Extracted information:
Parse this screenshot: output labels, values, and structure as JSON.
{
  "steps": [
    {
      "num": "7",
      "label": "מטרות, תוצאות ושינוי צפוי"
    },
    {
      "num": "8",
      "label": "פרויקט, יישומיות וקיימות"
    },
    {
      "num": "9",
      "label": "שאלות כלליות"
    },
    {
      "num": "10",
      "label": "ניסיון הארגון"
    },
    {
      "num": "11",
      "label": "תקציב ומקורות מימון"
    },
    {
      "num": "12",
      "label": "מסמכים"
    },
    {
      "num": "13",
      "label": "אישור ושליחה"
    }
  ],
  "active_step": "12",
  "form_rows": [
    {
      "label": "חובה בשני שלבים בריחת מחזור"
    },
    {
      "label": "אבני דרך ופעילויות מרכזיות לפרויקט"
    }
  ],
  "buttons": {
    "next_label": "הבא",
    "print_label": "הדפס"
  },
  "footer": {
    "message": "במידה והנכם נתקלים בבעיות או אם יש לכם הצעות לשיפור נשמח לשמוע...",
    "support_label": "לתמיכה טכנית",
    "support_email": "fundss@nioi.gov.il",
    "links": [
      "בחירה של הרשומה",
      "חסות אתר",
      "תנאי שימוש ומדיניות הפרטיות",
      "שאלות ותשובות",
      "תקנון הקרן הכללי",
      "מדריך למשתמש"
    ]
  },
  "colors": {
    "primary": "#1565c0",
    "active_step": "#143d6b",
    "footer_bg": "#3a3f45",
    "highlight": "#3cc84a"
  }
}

Required task:
All of the entries must be written out exactly as they stand.

Exercise answer:
Parse this screenshot: output labels, values, and structure as JSON.
{
  "steps": [
    {
      "num": "7",
      "label": "מטרות, תוצאות ושינוי צפוי"
    },
    {
      "num": "8",
      "label": "פרויקט, יישומיות וקיימות"
    },
    {
      "num": "9",
      "label": "שאלות כלליות"
    },
    {
      "num": "10",
      "label": "ניסיון הארגון"
    },
    {
      "num": "11",
      "label": "תקציב ומקורות מימון"
    },
    {
      "num": "12",
      "label": "מסמכים"
    },
    {
      "num": "13",
      "label": "אישור ושליחה"
    }
  ],
  "active_step": "12",
  "form_rows": [
    {
      "label": "חובה בשני שלבים בריחת מחזור"
    },
    {
      "label": "אבני דרך ופעילויות מרכזיות לפרויקט"
    }
  ],
  "buttons": {
    "next_label": "הבא",
    "print_label": "הדפס"
  },
  "footer": {
    "message": "במידה והנכם נתקלים בבעיות או אם יש לכם הצעות לשיפור נשמח לשמוע...",
    "support_label": "לתמיכה טכנית",
    "support_email": "fundss@nioi.gov.il",
    "links": [
      "בחירה של הרשומה",
      "חסות אתר",
      "תנאי שימוש ומדיניות הפרטיות",
      "שאלות ותשובות",
      "תקנון הקרן הכללי",
      "מדריך למשתמש"
    ]
  },
  "colors": {
    "primary": "#1565c0",
    "active_step": "#143d6b",
    "footer_bg": "#3a3f45",
    "highlight": "#3cc84a"
  }
}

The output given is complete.